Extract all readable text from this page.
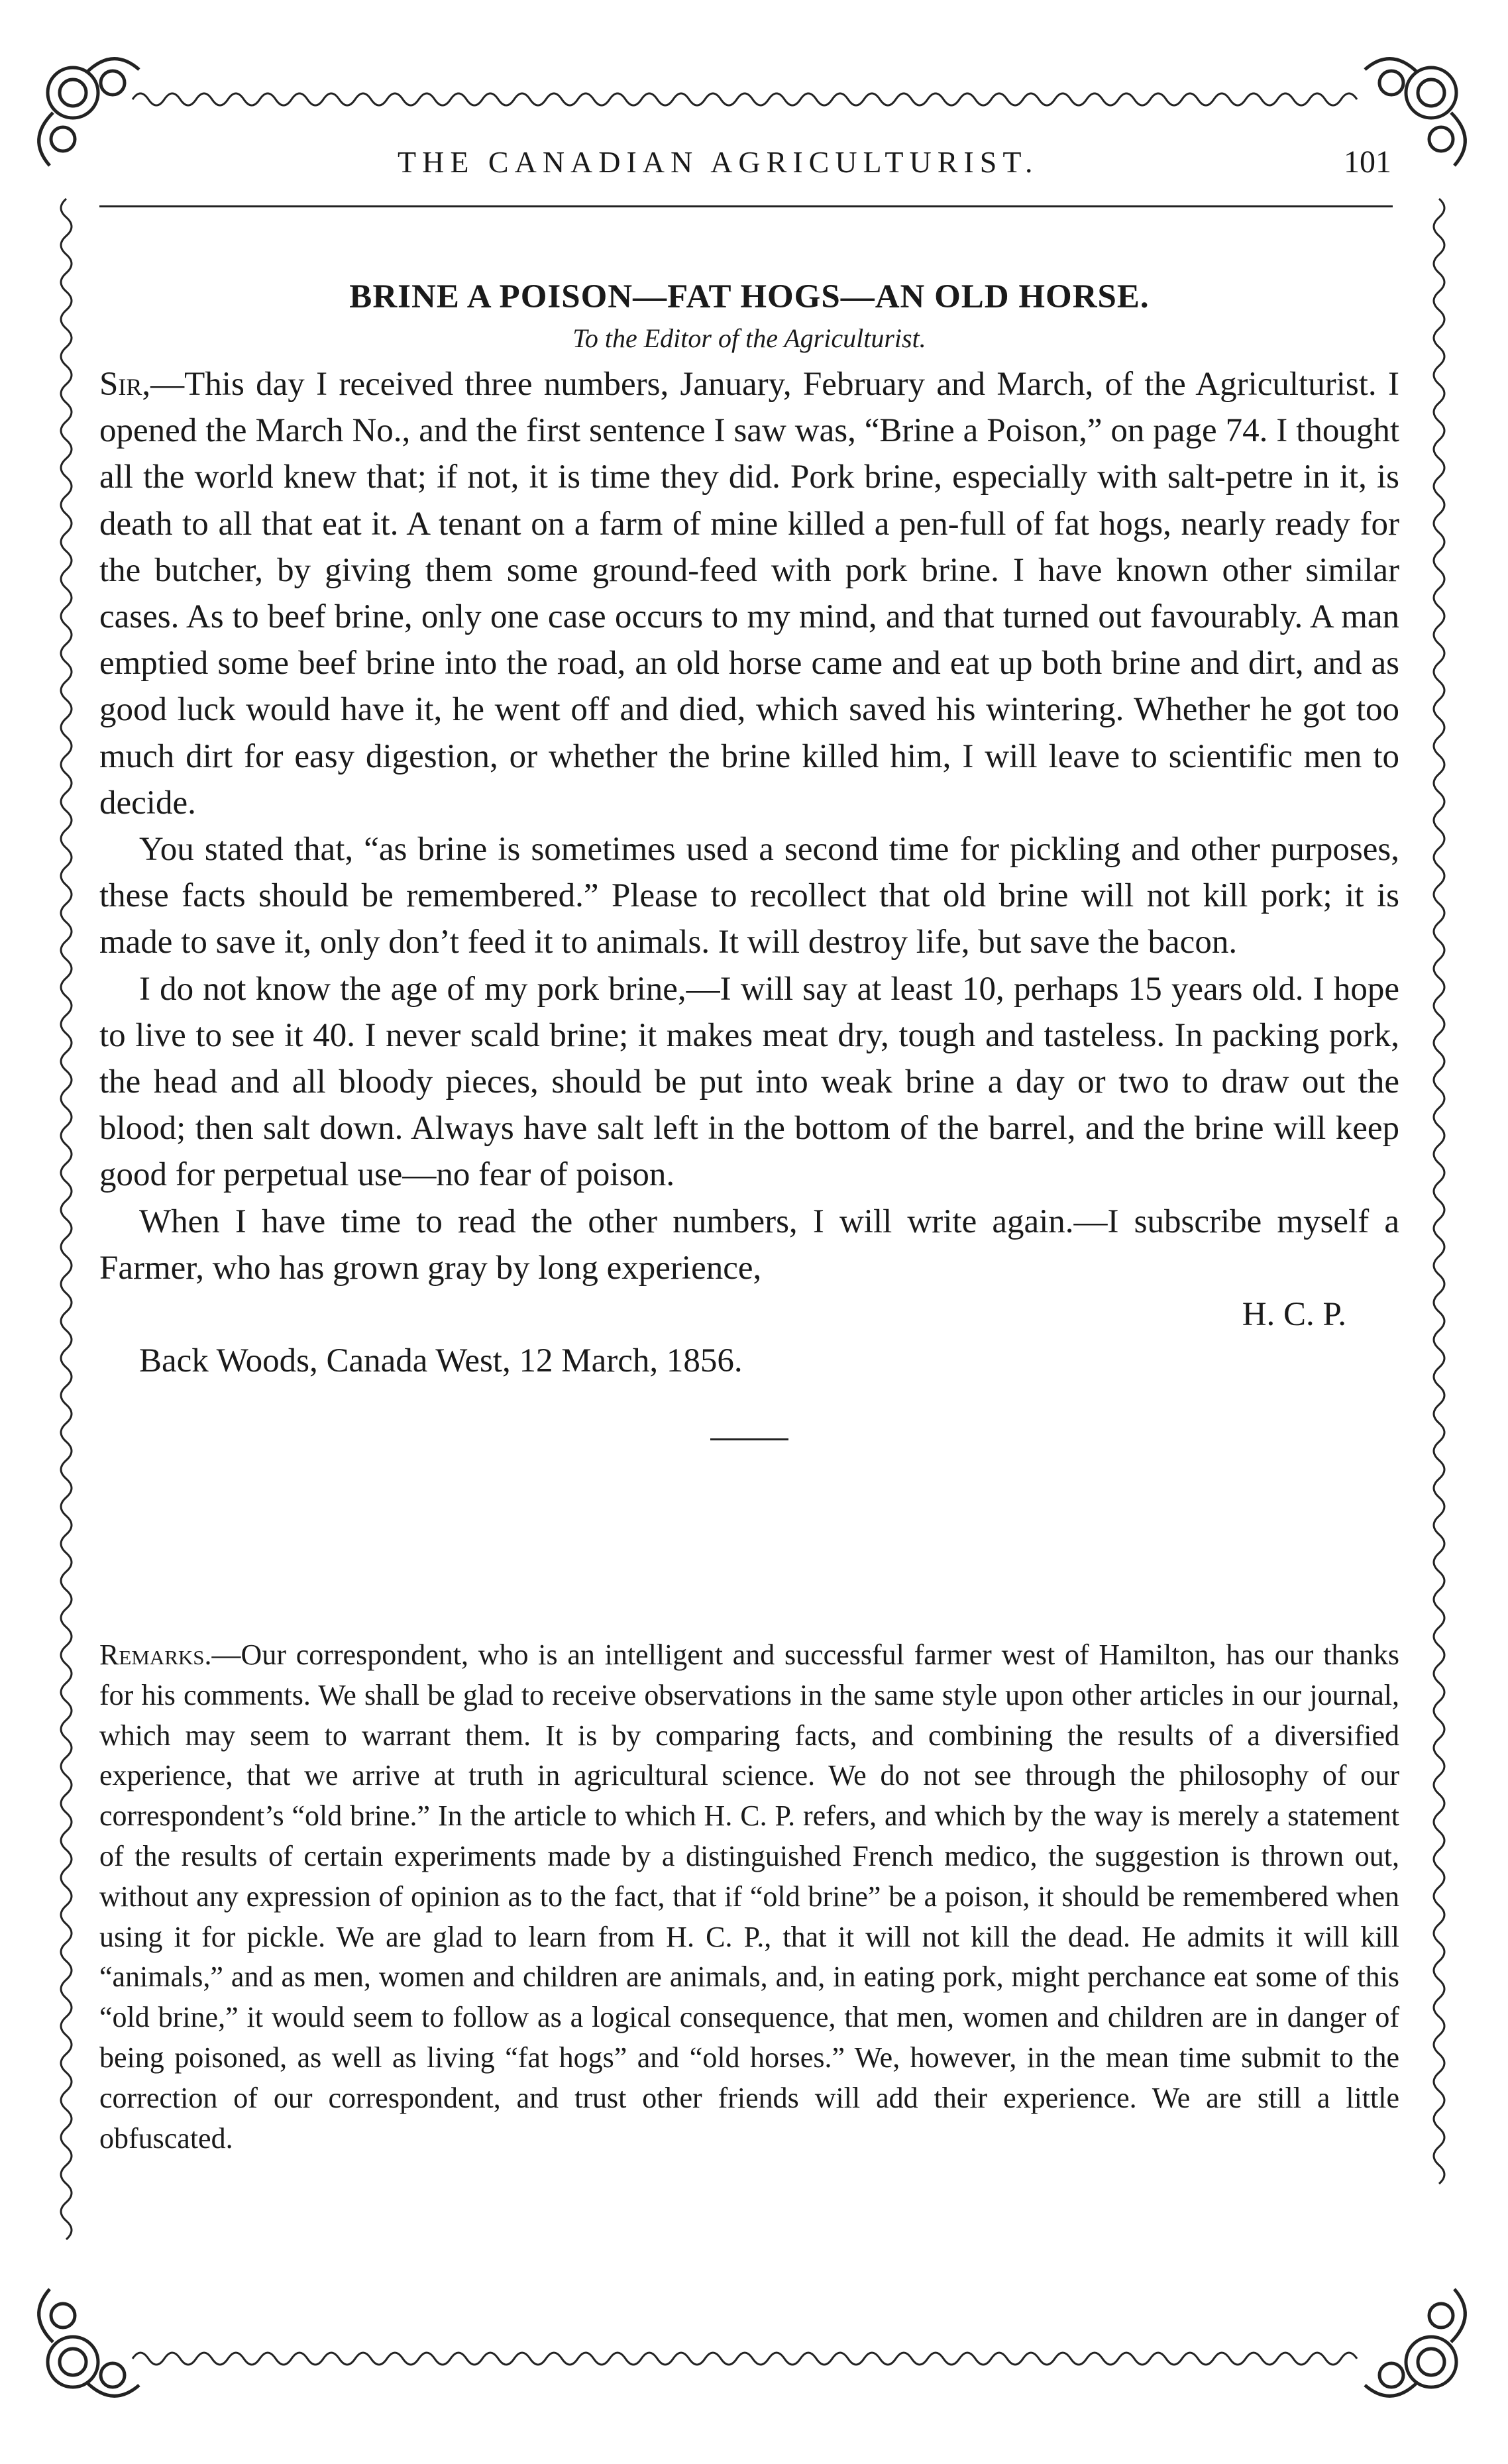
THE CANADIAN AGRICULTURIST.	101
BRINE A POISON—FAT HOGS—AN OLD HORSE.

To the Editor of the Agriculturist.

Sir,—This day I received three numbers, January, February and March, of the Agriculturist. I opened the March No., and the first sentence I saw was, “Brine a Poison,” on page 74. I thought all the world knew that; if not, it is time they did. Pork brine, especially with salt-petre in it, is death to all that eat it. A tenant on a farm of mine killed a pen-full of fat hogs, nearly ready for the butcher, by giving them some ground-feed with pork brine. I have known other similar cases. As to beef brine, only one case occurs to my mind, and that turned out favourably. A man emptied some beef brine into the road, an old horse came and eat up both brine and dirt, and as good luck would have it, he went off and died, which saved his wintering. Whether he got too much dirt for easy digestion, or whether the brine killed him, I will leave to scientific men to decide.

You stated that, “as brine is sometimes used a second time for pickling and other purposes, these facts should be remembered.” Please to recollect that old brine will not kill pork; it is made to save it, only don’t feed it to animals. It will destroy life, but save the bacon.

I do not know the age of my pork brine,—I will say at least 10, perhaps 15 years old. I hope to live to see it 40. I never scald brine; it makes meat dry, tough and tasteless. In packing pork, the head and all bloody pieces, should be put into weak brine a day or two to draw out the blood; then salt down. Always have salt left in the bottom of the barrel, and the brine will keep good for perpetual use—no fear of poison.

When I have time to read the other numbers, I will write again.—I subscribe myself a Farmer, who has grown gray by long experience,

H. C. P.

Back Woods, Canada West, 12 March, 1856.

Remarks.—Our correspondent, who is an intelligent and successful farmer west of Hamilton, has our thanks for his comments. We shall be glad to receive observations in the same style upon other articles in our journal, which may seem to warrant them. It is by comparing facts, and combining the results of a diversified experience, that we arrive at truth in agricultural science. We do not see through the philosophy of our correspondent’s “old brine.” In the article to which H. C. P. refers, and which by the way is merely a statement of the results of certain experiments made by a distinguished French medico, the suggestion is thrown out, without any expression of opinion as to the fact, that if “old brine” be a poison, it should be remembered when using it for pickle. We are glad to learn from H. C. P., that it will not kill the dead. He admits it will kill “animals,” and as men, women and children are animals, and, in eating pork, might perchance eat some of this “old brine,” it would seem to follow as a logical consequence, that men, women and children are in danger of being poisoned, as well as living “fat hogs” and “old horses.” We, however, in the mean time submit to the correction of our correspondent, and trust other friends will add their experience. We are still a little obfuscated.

--

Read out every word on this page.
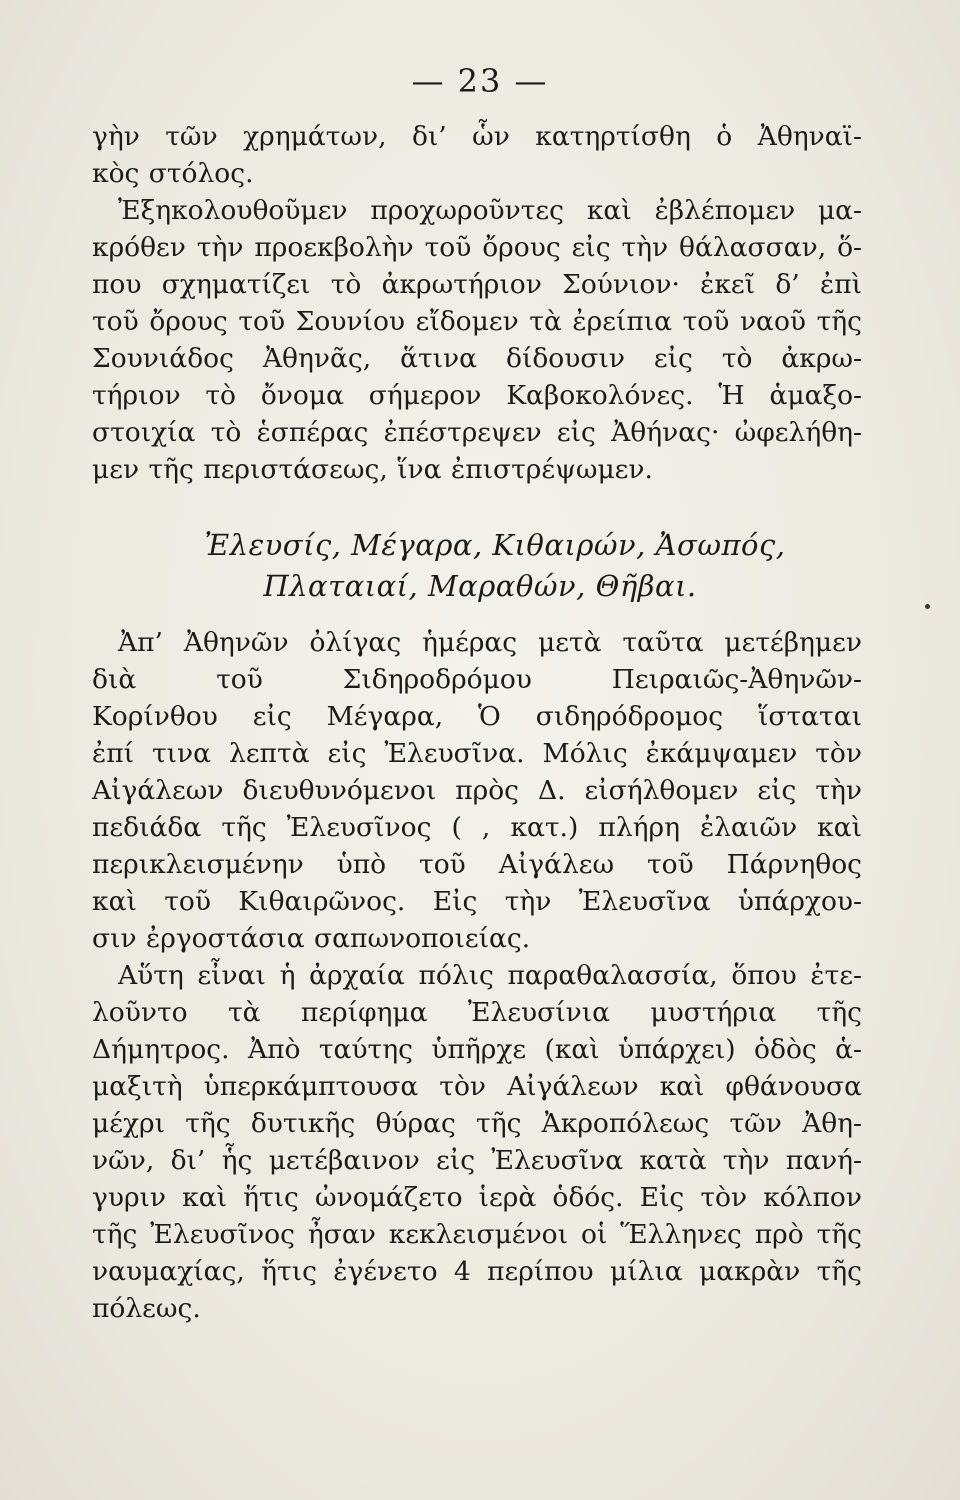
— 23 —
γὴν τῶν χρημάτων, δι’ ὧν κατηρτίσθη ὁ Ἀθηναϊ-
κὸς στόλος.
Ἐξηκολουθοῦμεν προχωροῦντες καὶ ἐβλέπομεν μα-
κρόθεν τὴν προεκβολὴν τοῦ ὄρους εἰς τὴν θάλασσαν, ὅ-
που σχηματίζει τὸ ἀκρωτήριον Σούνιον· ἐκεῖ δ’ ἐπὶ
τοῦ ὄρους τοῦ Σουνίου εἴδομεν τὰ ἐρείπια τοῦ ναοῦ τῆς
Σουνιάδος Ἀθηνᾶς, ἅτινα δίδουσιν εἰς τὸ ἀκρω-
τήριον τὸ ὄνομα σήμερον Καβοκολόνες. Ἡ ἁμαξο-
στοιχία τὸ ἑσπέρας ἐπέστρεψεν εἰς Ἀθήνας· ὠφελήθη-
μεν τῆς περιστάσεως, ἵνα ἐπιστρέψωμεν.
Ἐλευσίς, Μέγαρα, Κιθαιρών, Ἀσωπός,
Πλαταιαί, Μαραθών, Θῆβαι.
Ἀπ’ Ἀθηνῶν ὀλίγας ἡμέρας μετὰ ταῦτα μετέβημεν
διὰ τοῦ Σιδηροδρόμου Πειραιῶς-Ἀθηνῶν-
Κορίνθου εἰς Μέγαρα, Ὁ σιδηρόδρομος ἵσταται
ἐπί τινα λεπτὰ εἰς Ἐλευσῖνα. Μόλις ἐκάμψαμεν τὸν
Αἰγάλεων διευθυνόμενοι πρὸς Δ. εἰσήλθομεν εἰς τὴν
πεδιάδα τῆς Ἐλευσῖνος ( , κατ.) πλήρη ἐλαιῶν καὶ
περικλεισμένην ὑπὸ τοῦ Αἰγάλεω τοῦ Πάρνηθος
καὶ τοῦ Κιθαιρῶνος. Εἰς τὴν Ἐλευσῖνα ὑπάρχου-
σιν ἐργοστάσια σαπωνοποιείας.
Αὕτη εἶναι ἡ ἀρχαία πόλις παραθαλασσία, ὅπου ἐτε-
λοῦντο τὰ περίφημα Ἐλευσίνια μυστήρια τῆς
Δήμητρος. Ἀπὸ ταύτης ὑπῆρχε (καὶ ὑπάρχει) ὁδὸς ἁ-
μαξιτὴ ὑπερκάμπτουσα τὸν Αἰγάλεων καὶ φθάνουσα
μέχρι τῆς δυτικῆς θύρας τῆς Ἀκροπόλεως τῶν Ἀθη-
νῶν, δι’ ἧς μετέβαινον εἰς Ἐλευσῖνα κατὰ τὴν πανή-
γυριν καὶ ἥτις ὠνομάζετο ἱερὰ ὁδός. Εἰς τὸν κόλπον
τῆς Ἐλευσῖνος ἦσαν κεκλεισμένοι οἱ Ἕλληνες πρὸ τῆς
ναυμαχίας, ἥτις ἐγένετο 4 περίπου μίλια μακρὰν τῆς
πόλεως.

--

Goal:
Wherever a line in the data above holds "Μέγαρα", copy that line.

Solution to this problem:
Ἐλευσίς, Μέγαρα, Κιθαιρών, Ἀσωπός,
Κορίνθου εἰς Μέγαρα, Ὁ σιδηρόδρομος ἵσταται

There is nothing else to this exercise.